:: What to do ::
Single out the lines of the material that contain "name" and copy them.

#### Data for processing

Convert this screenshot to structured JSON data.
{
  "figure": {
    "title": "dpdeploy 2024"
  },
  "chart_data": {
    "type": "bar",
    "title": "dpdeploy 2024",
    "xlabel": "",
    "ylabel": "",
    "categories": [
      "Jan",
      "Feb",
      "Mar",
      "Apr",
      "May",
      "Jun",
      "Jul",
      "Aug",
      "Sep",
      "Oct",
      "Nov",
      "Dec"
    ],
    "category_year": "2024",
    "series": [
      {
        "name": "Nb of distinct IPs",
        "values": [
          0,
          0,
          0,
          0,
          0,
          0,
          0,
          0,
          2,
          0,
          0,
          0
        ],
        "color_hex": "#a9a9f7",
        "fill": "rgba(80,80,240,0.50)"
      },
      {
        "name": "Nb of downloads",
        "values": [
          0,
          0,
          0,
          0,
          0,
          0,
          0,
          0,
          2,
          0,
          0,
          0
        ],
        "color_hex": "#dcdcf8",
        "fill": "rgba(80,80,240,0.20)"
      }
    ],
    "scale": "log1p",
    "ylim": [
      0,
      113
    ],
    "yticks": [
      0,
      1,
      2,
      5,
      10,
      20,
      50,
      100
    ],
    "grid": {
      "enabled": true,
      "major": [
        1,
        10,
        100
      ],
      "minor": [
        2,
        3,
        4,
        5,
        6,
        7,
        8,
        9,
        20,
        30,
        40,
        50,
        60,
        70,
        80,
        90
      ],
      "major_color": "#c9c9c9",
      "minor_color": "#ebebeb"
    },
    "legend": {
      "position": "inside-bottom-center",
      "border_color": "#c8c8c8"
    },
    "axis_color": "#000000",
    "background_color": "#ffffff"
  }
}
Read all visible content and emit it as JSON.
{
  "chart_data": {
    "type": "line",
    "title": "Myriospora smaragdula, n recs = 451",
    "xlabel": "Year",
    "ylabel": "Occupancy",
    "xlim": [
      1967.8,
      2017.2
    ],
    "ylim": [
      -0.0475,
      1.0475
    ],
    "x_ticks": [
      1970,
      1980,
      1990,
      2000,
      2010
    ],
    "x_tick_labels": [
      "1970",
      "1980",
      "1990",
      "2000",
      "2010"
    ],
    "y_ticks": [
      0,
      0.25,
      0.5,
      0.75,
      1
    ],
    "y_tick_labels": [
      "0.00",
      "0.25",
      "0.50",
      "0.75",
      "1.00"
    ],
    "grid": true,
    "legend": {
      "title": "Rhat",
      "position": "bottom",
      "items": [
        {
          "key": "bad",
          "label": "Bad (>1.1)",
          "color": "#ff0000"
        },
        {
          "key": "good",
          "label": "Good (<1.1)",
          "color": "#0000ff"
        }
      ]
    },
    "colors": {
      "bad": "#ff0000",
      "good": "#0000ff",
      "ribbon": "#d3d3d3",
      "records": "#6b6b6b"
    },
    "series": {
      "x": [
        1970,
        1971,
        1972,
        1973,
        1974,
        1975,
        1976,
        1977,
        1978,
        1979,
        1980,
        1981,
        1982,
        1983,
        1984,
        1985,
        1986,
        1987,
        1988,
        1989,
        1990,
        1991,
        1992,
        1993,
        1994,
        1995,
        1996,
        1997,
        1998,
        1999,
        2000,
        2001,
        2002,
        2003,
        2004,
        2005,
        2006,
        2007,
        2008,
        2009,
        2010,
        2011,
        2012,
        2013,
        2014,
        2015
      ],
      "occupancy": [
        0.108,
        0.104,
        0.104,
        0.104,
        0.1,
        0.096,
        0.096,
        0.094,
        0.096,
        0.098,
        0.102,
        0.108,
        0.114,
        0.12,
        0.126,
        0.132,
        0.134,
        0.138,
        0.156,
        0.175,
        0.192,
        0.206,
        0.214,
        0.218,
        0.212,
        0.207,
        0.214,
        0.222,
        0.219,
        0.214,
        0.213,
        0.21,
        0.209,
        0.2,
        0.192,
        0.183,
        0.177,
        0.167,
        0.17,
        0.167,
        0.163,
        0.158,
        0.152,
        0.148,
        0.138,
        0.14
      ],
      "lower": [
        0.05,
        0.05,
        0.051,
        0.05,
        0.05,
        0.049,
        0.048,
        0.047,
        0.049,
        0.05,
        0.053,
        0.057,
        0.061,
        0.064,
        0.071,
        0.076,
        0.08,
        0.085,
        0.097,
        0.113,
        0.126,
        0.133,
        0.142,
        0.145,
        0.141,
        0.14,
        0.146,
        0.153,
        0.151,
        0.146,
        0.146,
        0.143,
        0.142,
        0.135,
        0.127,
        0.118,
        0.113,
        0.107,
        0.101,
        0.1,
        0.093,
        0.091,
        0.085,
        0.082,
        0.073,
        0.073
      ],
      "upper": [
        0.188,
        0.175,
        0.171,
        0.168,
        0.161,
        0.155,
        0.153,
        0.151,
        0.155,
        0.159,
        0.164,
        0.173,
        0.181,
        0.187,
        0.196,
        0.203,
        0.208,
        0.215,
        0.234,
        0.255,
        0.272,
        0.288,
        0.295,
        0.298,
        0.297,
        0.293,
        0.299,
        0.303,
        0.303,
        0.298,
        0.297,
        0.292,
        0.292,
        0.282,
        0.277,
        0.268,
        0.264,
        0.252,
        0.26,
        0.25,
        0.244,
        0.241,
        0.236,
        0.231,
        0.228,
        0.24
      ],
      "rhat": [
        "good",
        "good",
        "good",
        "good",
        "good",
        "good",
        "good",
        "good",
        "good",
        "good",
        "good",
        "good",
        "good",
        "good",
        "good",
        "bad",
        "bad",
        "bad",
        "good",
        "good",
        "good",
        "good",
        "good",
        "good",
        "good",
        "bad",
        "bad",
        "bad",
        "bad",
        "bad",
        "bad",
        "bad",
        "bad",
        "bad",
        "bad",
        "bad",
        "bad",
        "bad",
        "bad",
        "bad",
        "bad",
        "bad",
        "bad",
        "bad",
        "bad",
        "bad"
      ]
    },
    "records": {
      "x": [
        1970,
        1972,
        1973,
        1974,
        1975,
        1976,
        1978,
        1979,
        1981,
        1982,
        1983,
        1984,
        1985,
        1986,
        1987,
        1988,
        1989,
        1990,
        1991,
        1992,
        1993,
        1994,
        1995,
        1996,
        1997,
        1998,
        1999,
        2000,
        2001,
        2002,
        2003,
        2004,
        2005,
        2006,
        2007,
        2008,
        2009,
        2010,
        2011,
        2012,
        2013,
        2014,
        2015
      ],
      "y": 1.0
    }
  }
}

########

:: Output for this exercise ::
        "name": "Nb of distinct IPs",
        "name": "Nb of downloads",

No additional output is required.